** START INFORMATION GIVEN **

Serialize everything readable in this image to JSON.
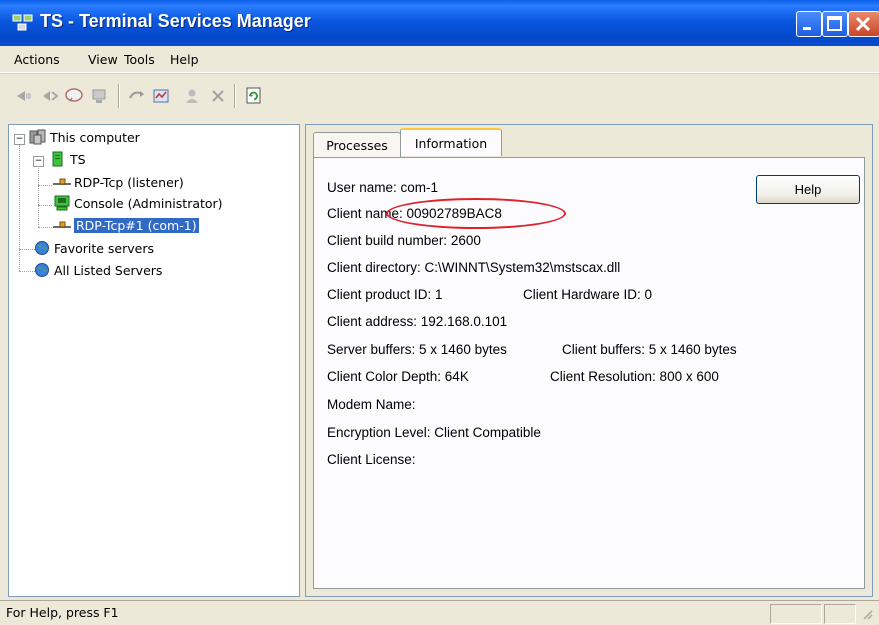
{
  "window": {
    "title": "TS - Terminal Services Manager",
    "minimize_icon": "minimize-icon",
    "maximize_icon": "maximize-icon",
    "close_icon": "close-icon"
  },
  "menu": {
    "items": [
      "Actions",
      "View",
      "Tools",
      "Help"
    ]
  },
  "toolbar": {
    "icons": [
      "send-message-icon",
      "connect-icon",
      "message-icon",
      "disconnect-icon",
      "reset-icon",
      "status-icon",
      "logoff-icon",
      "end-process-icon",
      "refresh-icon"
    ]
  },
  "tree": {
    "root": "This computer",
    "server": "TS",
    "sessions": [
      "RDP-Tcp (listener)",
      "Console (Administrator)",
      "RDP-Tcp#1 (com-1)"
    ],
    "favorites": "Favorite servers",
    "all_servers": "All Listed Servers"
  },
  "tabs": [
    "Processes",
    "Information"
  ],
  "active_tab": "Information",
  "info": {
    "user_name": "User name: com-1",
    "client_name": "Client name:  00902789BAC8",
    "client_build": "Client build number:  2600",
    "client_directory": "Client directory:  C:\\WINNT\\System32\\mstscax.dll",
    "client_product_id": "Client product ID:   1",
    "client_hardware_id": "Client Hardware ID:   0",
    "client_address": "Client address: 192.168.0.101",
    "server_buffers": "Server buffers: 5 x 1460 bytes",
    "client_buffers": "Client buffers:  5 x 1460 bytes",
    "color_depth": "Client Color Depth:  64K",
    "resolution": "Client Resolution:   800 x 600",
    "modem_name": "Modem Name:",
    "encryption": "Encryption Level:  Client Compatible",
    "license": "Client License:"
  },
  "help_button": "Help",
  "highlight_color": "#e0202a",
  "selection_color": "#316ac5",
  "status": {
    "text": "For Help, press F1"
  }
}
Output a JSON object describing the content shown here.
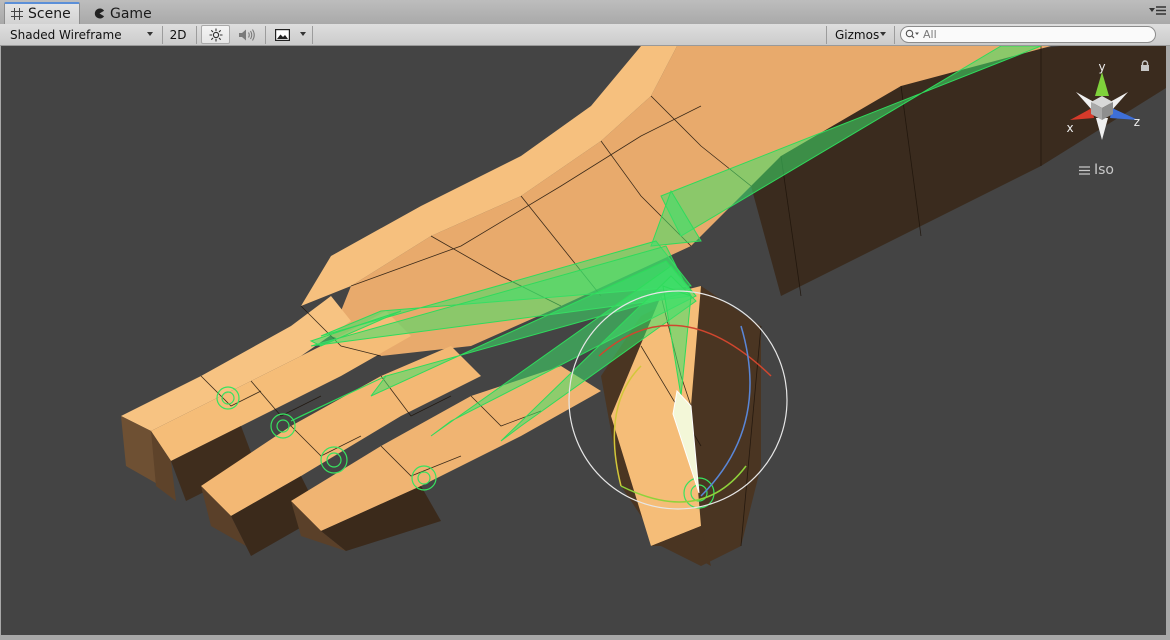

** END INFORMATION GIVEN **

## PROBLEM REQUIREMENTS
Select and copy each line from the data that includes the word "bytes".

## WORKED SOLUTION
    "server_buffers": "Server buffers: 5 x 1460 bytes",
    "client_buffers": "Client buffers:  5 x 1460 bytes",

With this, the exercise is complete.